Problem to work on. Your task is to reproduce the entries below word for word.

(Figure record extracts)
━━━━━━━━

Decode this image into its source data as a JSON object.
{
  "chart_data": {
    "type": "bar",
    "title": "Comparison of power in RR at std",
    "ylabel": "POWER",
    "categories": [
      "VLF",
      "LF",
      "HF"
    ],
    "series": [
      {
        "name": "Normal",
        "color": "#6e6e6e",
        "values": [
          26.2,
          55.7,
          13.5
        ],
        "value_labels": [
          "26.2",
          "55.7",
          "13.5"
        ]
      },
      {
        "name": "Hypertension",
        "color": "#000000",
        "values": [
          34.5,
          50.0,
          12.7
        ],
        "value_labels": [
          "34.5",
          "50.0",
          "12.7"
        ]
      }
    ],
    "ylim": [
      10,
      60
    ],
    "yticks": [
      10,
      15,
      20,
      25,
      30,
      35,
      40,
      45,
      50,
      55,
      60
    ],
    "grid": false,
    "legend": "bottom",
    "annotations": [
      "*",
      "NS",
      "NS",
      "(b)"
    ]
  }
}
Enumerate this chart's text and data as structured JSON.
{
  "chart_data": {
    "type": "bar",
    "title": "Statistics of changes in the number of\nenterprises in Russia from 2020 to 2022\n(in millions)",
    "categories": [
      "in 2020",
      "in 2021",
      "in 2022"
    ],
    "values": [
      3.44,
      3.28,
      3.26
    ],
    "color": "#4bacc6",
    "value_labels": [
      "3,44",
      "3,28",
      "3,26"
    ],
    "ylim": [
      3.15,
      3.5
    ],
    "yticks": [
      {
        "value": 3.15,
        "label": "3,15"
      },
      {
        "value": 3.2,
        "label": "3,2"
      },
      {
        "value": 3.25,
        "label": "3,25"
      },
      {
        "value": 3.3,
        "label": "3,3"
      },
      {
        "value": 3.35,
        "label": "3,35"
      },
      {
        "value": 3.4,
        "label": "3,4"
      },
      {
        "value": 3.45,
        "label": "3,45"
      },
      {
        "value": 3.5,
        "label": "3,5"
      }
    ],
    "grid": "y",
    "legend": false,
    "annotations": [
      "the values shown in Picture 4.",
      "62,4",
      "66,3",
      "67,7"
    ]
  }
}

━━━━━━━━

Reply to the exercise.
Decode this image into its source data as a JSON object.
{
  "chart_data": {
    "type": "bar",
    "title": "Comparison of power in RR at std",
    "ylabel": "POWER",
    "categories": [
      "VLF",
      "LF",
      "HF"
    ],
    "series": [
      {
        "name": "Normal",
        "color": "#6e6e6e",
        "values": [
          26.2,
          55.7,
          13.5
        ],
        "value_labels": [
          "26.2",
          "55.7",
          "13.5"
        ]
      },
      {
        "name": "Hypertension",
        "color": "#000000",
        "values": [
          34.5,
          50.0,
          12.7
        ],
        "value_labels": [
          "34.5",
          "50.0",
          "12.7"
        ]
      }
    ],
    "ylim": [
      10,
      60
    ],
    "yticks": [
      10,
      15,
      20,
      25,
      30,
      35,
      40,
      45,
      50,
      55,
      60
    ],
    "grid": false,
    "legend": "bottom",
    "annotations": [
      "*",
      "NS",
      "NS",
      "(b)"
    ]
  }
}
Enumerate this chart's text and data as structured JSON.
{
  "chart_data": {
    "type": "bar",
    "title": "Statistics of changes in the number of\nenterprises in Russia from 2020 to 2022\n(in millions)",
    "categories": [
      "in 2020",
      "in 2021",
      "in 2022"
    ],
    "values": [
      3.44,
      3.28,
      3.26
    ],
    "color": "#4bacc6",
    "value_labels": [
      "3,44",
      "3,28",
      "3,26"
    ],
    "ylim": [
      3.15,
      3.5
    ],
    "yticks": [
      {
        "value": 3.15,
        "label": "3,15"
      },
      {
        "value": 3.2,
        "label": "3,2"
      },
      {
        "value": 3.25,
        "label": "3,25"
      },
      {
        "value": 3.3,
        "label": "3,3"
      },
      {
        "value": 3.35,
        "label": "3,35"
      },
      {
        "value": 3.4,
        "label": "3,4"
      },
      {
        "value": 3.45,
        "label": "3,45"
      },
      {
        "value": 3.5,
        "label": "3,5"
      }
    ],
    "grid": "y",
    "legend": false,
    "annotations": [
      "the values shown in Picture 4.",
      "62,4",
      "66,3",
      "67,7"
    ]
  }
}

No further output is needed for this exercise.